== AIM ==
Send back all the data below, exactly as given.

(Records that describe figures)
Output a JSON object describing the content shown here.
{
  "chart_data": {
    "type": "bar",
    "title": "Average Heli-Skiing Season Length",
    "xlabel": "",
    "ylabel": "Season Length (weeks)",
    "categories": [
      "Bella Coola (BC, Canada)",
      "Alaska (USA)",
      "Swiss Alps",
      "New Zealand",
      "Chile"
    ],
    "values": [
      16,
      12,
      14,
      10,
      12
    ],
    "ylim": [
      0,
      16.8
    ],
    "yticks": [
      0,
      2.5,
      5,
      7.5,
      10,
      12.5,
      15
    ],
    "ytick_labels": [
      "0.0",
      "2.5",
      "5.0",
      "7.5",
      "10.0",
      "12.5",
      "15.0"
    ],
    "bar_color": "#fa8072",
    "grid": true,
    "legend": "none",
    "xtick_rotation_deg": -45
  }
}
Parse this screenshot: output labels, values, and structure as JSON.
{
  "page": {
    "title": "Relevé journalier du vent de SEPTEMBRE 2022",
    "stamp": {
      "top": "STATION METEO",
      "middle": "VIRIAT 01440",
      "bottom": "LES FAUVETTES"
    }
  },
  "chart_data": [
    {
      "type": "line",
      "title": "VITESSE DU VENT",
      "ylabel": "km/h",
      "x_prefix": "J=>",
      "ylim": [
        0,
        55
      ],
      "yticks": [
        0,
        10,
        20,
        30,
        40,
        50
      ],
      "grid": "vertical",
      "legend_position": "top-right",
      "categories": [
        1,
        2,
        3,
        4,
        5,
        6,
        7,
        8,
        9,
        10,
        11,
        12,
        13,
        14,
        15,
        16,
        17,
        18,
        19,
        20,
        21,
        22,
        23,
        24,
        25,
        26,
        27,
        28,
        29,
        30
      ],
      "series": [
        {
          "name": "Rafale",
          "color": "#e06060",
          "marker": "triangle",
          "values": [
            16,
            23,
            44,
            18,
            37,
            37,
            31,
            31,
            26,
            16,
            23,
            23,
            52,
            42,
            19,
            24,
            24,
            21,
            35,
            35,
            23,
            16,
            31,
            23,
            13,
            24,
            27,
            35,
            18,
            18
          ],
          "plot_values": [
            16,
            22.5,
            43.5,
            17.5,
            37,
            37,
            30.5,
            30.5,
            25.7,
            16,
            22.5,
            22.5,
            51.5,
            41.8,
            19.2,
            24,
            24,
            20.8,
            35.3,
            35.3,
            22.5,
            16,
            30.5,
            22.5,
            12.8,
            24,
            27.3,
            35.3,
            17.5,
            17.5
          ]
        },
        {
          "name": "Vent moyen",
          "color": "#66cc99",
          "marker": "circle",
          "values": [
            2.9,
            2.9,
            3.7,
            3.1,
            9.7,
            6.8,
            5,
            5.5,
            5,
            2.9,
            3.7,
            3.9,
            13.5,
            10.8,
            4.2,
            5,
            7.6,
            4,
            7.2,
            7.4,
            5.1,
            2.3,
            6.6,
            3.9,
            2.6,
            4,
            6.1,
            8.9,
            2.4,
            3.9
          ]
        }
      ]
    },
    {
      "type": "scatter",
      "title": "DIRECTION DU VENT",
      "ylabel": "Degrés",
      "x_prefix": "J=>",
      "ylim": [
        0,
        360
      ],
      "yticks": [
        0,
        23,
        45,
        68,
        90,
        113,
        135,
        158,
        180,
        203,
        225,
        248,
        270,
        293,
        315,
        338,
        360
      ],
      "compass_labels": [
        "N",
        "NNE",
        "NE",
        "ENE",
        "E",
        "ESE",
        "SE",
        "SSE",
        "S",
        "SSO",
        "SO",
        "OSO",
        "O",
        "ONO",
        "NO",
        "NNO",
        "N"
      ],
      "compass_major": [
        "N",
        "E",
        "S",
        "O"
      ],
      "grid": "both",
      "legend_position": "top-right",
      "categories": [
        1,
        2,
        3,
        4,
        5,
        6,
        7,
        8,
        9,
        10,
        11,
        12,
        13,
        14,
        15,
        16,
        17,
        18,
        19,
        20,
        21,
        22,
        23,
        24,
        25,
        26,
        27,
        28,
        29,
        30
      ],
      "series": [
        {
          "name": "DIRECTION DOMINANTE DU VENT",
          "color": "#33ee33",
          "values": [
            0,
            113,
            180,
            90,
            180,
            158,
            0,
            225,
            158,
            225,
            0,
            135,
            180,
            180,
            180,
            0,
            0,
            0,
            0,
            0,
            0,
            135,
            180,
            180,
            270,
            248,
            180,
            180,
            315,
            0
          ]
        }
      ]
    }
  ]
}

== EXERCISE RESPONSE ==
Output a JSON object describing the content shown here.
{
  "chart_data": {
    "type": "bar",
    "title": "Average Heli-Skiing Season Length",
    "xlabel": "",
    "ylabel": "Season Length (weeks)",
    "categories": [
      "Bella Coola (BC, Canada)",
      "Alaska (USA)",
      "Swiss Alps",
      "New Zealand",
      "Chile"
    ],
    "values": [
      16,
      12,
      14,
      10,
      12
    ],
    "ylim": [
      0,
      16.8
    ],
    "yticks": [
      0,
      2.5,
      5,
      7.5,
      10,
      12.5,
      15
    ],
    "ytick_labels": [
      "0.0",
      "2.5",
      "5.0",
      "7.5",
      "10.0",
      "12.5",
      "15.0"
    ],
    "bar_color": "#fa8072",
    "grid": true,
    "legend": "none",
    "xtick_rotation_deg": -45
  }
}
Parse this screenshot: output labels, values, and structure as JSON.
{
  "page": {
    "title": "Relevé journalier du vent de SEPTEMBRE 2022",
    "stamp": {
      "top": "STATION METEO",
      "middle": "VIRIAT 01440",
      "bottom": "LES FAUVETTES"
    }
  },
  "chart_data": [
    {
      "type": "line",
      "title": "VITESSE DU VENT",
      "ylabel": "km/h",
      "x_prefix": "J=>",
      "ylim": [
        0,
        55
      ],
      "yticks": [
        0,
        10,
        20,
        30,
        40,
        50
      ],
      "grid": "vertical",
      "legend_position": "top-right",
      "categories": [
        1,
        2,
        3,
        4,
        5,
        6,
        7,
        8,
        9,
        10,
        11,
        12,
        13,
        14,
        15,
        16,
        17,
        18,
        19,
        20,
        21,
        22,
        23,
        24,
        25,
        26,
        27,
        28,
        29,
        30
      ],
      "series": [
        {
          "name": "Rafale",
          "color": "#e06060",
          "marker": "triangle",
          "values": [
            16,
            23,
            44,
            18,
            37,
            37,
            31,
            31,
            26,
            16,
            23,
            23,
            52,
            42,
            19,
            24,
            24,
            21,
            35,
            35,
            23,
            16,
            31,
            23,
            13,
            24,
            27,
            35,
            18,
            18
          ],
          "plot_values": [
            16,
            22.5,
            43.5,
            17.5,
            37,
            37,
            30.5,
            30.5,
            25.7,
            16,
            22.5,
            22.5,
            51.5,
            41.8,
            19.2,
            24,
            24,
            20.8,
            35.3,
            35.3,
            22.5,
            16,
            30.5,
            22.5,
            12.8,
            24,
            27.3,
            35.3,
            17.5,
            17.5
          ]
        },
        {
          "name": "Vent moyen",
          "color": "#66cc99",
          "marker": "circle",
          "values": [
            2.9,
            2.9,
            3.7,
            3.1,
            9.7,
            6.8,
            5,
            5.5,
            5,
            2.9,
            3.7,
            3.9,
            13.5,
            10.8,
            4.2,
            5,
            7.6,
            4,
            7.2,
            7.4,
            5.1,
            2.3,
            6.6,
            3.9,
            2.6,
            4,
            6.1,
            8.9,
            2.4,
            3.9
          ]
        }
      ]
    },
    {
      "type": "scatter",
      "title": "DIRECTION DU VENT",
      "ylabel": "Degrés",
      "x_prefix": "J=>",
      "ylim": [
        0,
        360
      ],
      "yticks": [
        0,
        23,
        45,
        68,
        90,
        113,
        135,
        158,
        180,
        203,
        225,
        248,
        270,
        293,
        315,
        338,
        360
      ],
      "compass_labels": [
        "N",
        "NNE",
        "NE",
        "ENE",
        "E",
        "ESE",
        "SE",
        "SSE",
        "S",
        "SSO",
        "SO",
        "OSO",
        "O",
        "ONO",
        "NO",
        "NNO",
        "N"
      ],
      "compass_major": [
        "N",
        "E",
        "S",
        "O"
      ],
      "grid": "both",
      "legend_position": "top-right",
      "categories": [
        1,
        2,
        3,
        4,
        5,
        6,
        7,
        8,
        9,
        10,
        11,
        12,
        13,
        14,
        15,
        16,
        17,
        18,
        19,
        20,
        21,
        22,
        23,
        24,
        25,
        26,
        27,
        28,
        29,
        30
      ],
      "series": [
        {
          "name": "DIRECTION DOMINANTE DU VENT",
          "color": "#33ee33",
          "values": [
            0,
            113,
            180,
            90,
            180,
            158,
            0,
            225,
            158,
            225,
            0,
            135,
            180,
            180,
            180,
            0,
            0,
            0,
            0,
            0,
            0,
            135,
            180,
            180,
            270,
            248,
            180,
            180,
            315,
            0
          ]
        }
      ]
    }
  ]
}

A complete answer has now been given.